*WHAT NEEDS TO BE DONE*
Where a line holds "have", copy it.

-- START --

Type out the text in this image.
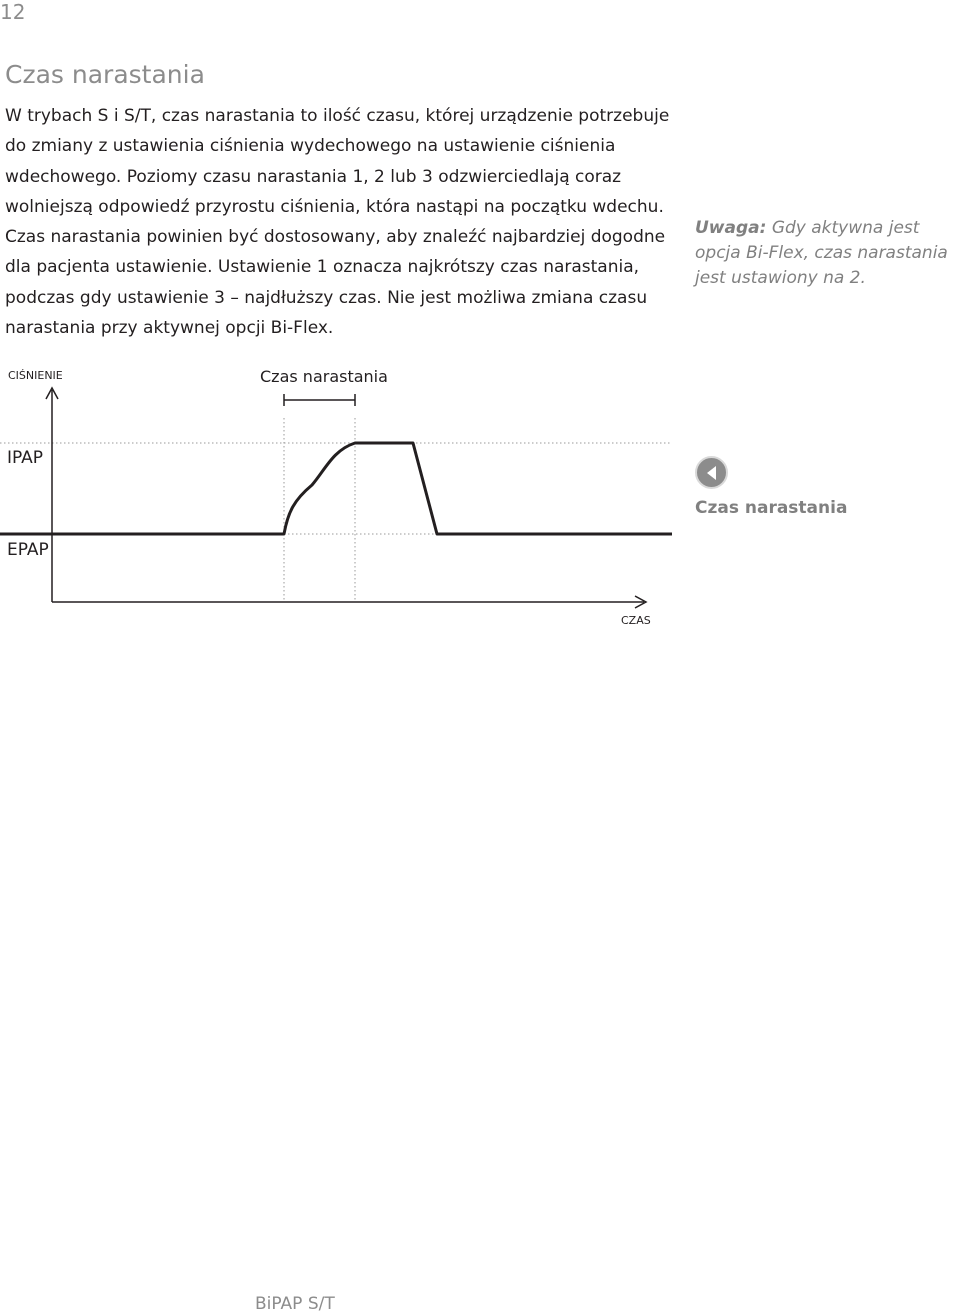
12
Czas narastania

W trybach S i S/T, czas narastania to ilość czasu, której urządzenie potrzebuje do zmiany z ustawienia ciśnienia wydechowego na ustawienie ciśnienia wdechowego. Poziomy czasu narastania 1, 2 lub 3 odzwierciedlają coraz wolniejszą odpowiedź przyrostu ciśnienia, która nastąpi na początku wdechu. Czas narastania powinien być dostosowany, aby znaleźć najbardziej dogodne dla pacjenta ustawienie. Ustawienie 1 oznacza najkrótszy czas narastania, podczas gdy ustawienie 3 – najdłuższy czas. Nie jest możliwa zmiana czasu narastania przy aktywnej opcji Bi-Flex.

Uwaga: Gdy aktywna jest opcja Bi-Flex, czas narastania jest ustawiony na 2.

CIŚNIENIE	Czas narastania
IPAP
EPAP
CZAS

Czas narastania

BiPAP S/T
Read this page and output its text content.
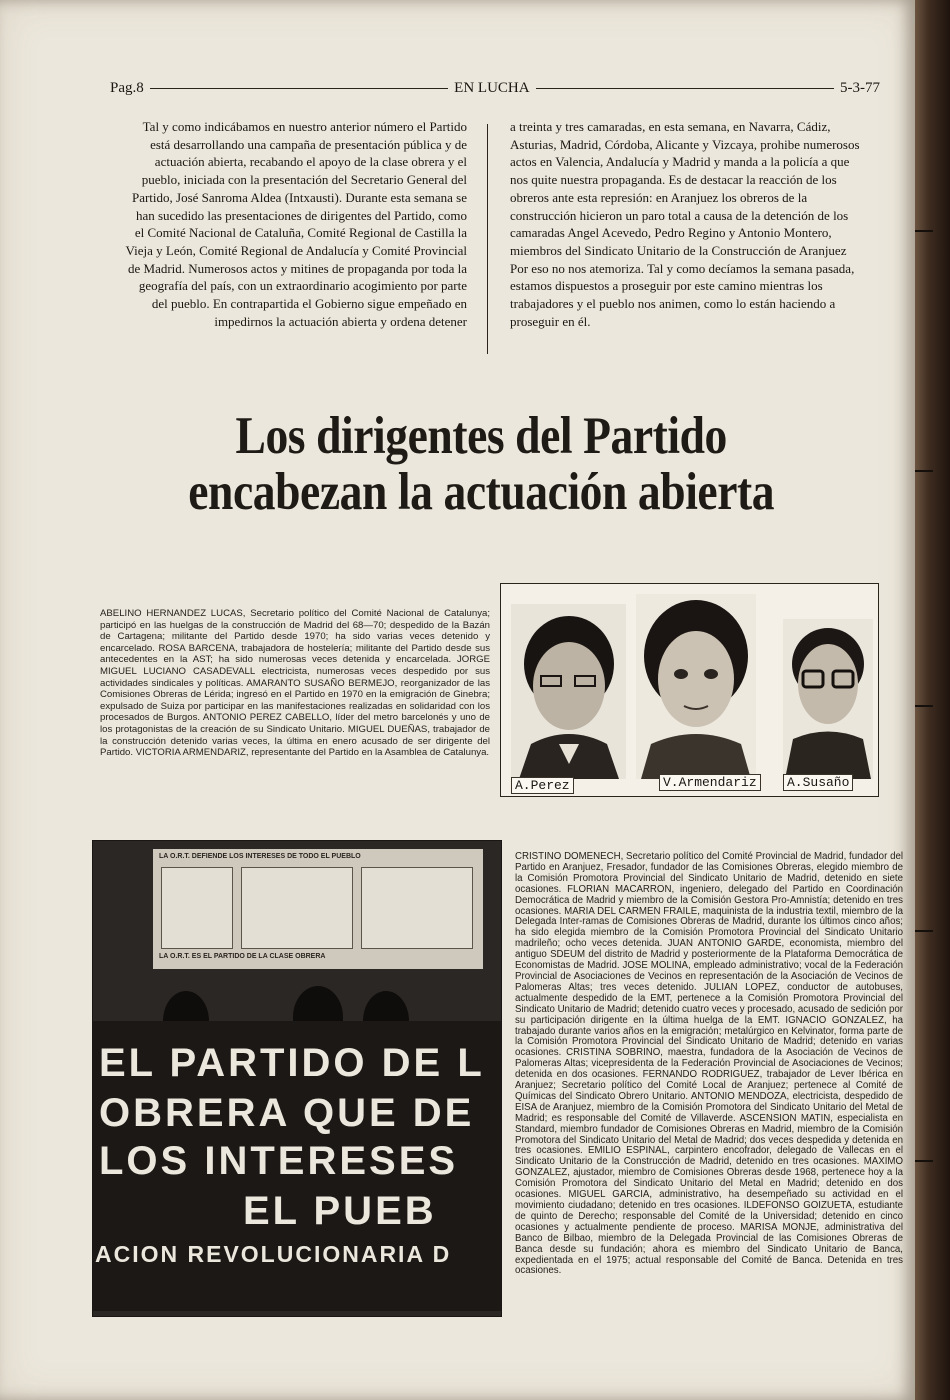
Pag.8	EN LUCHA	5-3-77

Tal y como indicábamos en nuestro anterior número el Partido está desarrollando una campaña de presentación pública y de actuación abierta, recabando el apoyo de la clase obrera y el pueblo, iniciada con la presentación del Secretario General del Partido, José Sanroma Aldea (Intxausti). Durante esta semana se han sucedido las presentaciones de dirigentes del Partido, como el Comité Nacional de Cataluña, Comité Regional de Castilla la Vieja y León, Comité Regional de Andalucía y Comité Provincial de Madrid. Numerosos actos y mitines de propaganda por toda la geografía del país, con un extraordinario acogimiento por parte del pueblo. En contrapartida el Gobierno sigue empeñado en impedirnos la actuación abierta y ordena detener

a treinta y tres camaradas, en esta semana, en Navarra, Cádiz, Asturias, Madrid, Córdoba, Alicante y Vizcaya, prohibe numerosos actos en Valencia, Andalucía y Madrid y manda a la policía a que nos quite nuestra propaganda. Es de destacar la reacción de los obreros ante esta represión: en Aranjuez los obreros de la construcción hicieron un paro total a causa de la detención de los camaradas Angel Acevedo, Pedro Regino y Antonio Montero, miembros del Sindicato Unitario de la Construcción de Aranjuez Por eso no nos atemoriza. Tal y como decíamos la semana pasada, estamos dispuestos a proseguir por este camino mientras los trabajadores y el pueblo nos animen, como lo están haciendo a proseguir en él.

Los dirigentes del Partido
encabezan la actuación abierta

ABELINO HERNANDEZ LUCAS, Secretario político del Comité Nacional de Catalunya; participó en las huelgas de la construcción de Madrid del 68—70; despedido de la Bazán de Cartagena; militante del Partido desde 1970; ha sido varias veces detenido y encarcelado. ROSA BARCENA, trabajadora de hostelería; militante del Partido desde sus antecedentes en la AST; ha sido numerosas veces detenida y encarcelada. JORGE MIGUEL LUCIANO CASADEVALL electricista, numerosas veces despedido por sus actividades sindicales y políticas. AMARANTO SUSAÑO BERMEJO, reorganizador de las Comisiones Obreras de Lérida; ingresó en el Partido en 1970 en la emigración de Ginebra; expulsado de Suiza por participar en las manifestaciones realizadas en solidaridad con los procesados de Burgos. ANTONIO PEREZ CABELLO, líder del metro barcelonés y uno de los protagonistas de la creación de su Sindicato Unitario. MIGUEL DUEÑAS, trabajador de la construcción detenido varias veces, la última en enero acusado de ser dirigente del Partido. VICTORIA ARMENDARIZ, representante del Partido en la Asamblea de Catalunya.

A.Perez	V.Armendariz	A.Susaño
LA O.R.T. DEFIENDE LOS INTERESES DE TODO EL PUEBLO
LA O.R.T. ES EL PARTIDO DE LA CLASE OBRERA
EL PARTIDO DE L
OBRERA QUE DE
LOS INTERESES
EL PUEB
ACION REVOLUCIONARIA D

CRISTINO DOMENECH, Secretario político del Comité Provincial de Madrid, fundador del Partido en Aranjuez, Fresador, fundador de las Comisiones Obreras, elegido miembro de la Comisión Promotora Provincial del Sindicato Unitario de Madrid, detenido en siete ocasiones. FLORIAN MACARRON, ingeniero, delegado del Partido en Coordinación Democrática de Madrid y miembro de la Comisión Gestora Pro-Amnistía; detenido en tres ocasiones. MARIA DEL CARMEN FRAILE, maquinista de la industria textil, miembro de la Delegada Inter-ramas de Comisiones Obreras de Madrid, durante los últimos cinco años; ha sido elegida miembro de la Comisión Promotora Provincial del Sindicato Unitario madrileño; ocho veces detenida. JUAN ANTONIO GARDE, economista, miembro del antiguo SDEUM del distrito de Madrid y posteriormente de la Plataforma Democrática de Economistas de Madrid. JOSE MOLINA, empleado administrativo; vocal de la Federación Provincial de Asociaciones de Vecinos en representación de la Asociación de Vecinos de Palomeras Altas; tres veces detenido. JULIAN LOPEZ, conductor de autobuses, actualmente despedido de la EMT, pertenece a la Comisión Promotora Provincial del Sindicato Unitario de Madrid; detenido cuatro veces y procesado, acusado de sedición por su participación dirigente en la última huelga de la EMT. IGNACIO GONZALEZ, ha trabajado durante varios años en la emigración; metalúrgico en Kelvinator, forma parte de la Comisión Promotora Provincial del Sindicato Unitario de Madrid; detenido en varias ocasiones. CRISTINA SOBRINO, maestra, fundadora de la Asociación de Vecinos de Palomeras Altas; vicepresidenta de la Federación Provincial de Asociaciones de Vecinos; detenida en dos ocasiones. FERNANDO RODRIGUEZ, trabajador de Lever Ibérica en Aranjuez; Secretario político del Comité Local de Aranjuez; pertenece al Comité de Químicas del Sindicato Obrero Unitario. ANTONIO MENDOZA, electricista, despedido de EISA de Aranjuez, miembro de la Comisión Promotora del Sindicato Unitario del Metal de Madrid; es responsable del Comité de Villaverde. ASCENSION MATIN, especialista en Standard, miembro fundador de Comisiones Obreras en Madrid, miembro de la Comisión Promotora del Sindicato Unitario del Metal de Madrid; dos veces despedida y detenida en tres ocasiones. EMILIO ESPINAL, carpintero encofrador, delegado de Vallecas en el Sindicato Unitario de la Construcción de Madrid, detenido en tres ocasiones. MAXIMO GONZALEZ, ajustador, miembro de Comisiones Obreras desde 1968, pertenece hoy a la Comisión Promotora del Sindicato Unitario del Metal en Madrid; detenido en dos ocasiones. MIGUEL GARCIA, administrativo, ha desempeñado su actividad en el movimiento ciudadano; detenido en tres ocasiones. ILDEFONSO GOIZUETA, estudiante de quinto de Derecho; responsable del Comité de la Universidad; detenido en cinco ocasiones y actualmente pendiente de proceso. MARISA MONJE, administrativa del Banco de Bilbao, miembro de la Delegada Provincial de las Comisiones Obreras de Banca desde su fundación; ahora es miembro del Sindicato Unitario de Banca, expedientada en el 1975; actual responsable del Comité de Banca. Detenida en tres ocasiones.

-- END --
-- START --

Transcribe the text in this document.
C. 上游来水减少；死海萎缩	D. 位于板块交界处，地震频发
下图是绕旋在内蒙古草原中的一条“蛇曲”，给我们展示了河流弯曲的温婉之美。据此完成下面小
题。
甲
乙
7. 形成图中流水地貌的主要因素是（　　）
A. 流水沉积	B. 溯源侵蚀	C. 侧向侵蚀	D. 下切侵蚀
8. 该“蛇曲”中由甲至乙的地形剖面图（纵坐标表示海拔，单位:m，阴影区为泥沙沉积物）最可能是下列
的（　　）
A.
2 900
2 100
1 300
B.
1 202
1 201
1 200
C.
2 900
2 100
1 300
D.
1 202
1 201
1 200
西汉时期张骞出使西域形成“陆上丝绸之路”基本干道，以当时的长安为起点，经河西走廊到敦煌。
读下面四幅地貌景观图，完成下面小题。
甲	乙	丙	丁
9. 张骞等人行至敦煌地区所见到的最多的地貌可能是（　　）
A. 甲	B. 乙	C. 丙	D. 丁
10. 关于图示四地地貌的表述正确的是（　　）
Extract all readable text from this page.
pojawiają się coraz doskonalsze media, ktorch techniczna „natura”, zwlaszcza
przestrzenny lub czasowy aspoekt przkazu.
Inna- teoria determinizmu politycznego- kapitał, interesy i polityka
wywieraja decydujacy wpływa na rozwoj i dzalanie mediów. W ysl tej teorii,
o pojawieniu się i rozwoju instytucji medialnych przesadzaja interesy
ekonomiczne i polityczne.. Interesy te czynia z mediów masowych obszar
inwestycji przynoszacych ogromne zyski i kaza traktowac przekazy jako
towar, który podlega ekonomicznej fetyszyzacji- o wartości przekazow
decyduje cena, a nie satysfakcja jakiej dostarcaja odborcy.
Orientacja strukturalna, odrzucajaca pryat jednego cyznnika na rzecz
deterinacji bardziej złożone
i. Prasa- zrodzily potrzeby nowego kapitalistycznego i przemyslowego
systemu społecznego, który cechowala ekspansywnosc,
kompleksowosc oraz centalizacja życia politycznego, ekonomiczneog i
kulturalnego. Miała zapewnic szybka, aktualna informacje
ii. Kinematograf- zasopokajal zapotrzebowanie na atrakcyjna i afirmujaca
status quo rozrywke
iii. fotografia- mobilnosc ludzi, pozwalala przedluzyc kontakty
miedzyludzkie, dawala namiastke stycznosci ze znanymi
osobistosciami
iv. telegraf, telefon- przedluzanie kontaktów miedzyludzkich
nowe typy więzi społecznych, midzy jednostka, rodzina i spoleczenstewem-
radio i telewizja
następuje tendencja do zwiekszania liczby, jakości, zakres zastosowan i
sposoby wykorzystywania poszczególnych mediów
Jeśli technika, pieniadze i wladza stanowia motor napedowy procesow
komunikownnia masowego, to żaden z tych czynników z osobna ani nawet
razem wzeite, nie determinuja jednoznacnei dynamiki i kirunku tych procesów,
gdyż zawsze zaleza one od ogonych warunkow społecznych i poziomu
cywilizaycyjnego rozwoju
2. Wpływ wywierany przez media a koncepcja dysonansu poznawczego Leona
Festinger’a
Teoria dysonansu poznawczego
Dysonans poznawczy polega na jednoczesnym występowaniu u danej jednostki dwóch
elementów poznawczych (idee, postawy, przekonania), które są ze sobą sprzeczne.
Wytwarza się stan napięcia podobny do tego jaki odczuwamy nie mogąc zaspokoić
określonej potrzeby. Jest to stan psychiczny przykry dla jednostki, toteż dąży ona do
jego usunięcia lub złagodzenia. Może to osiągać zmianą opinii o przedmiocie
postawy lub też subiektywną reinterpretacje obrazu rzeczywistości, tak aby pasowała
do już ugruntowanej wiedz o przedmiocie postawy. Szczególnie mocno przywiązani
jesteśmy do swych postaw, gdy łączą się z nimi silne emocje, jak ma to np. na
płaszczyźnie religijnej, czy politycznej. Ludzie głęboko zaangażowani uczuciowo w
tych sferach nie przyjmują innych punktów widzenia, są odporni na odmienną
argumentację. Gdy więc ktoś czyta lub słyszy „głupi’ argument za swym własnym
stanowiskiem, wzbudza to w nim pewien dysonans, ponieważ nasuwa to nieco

-- END --
-- START --

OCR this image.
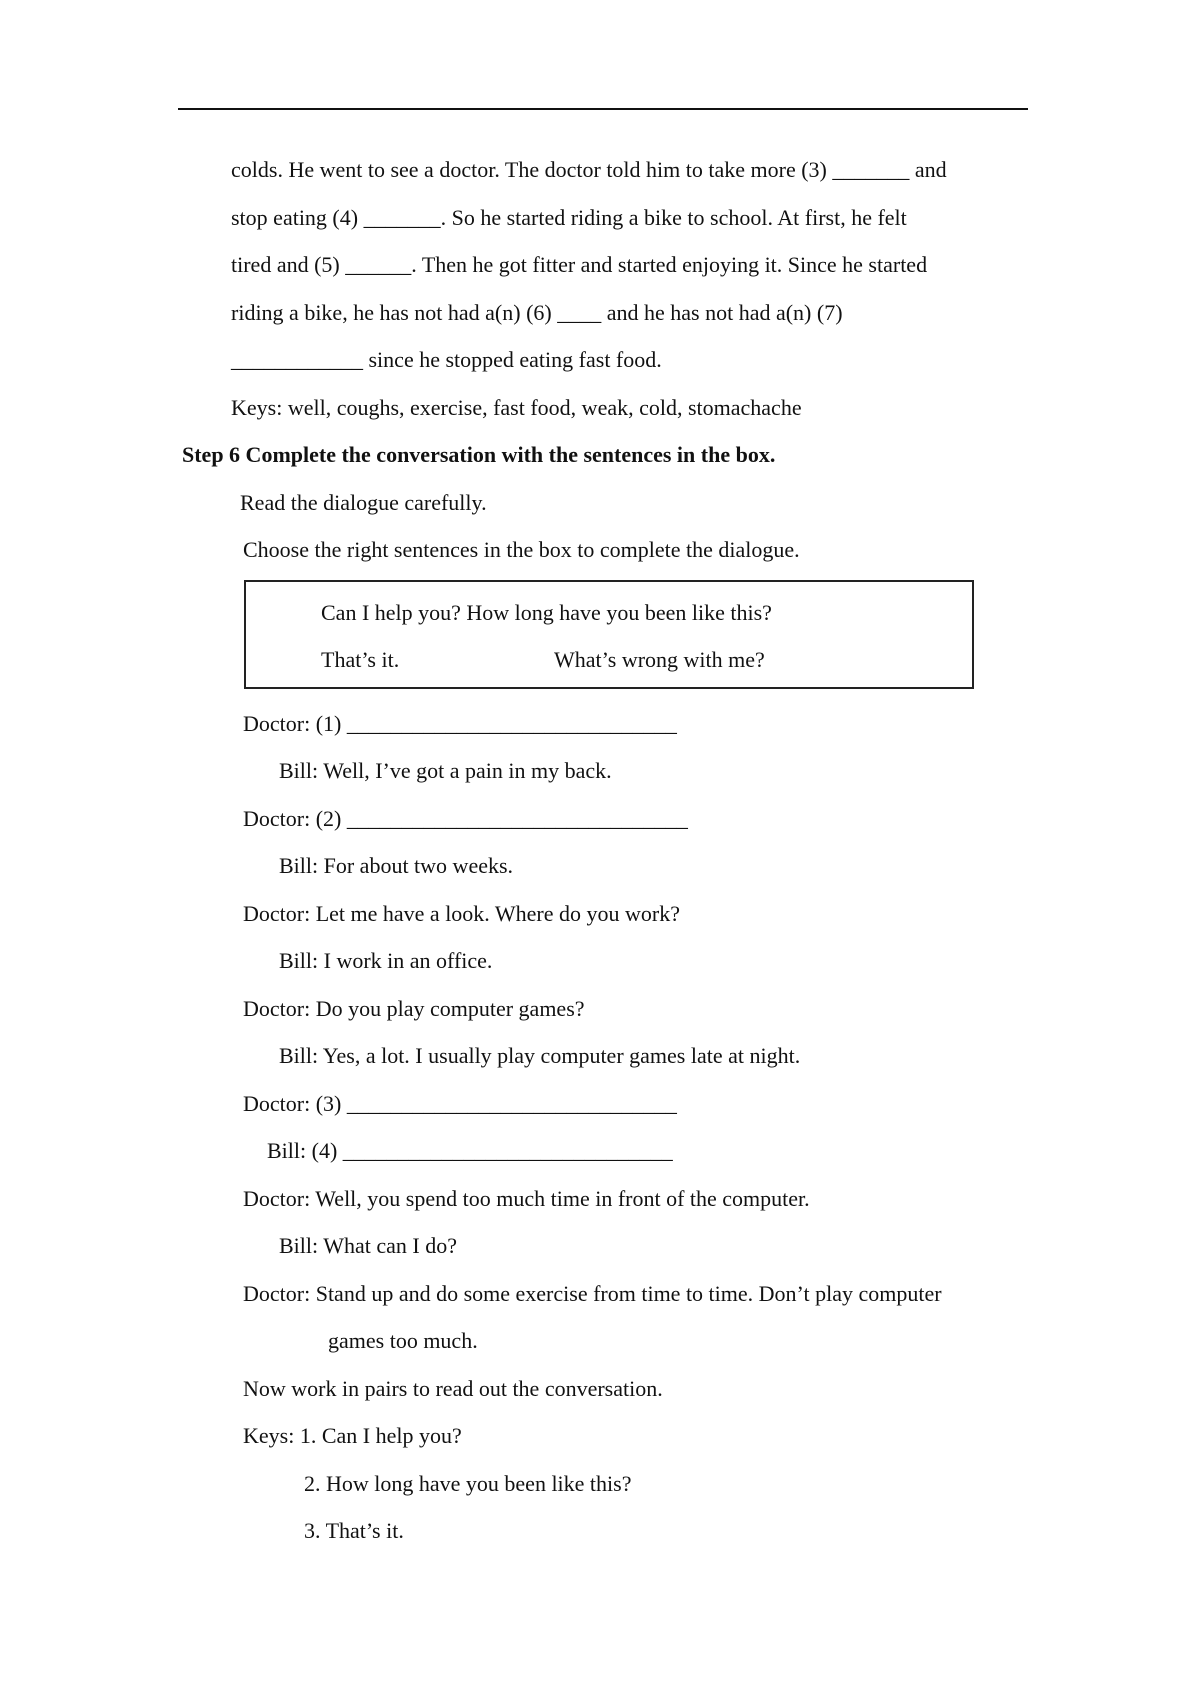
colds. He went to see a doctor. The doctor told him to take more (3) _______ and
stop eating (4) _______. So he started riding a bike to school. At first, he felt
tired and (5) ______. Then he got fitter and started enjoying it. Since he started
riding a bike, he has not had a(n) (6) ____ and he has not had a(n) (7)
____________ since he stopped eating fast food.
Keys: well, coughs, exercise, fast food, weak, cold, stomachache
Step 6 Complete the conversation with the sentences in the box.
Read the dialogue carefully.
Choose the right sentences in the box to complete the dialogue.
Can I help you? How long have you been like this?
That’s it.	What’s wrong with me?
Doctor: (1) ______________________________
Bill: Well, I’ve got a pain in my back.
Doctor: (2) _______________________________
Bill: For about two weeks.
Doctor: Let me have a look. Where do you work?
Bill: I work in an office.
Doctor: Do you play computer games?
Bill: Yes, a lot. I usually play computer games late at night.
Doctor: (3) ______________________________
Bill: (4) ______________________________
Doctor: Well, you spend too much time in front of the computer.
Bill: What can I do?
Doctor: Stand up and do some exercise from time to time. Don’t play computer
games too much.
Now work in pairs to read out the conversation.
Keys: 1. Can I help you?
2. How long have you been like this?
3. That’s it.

-- END --

*TASK ANSWER*
Can I help you? How long have you been like this?
Doctor: Let me have a look. Where do you work?
2. How long have you been like this?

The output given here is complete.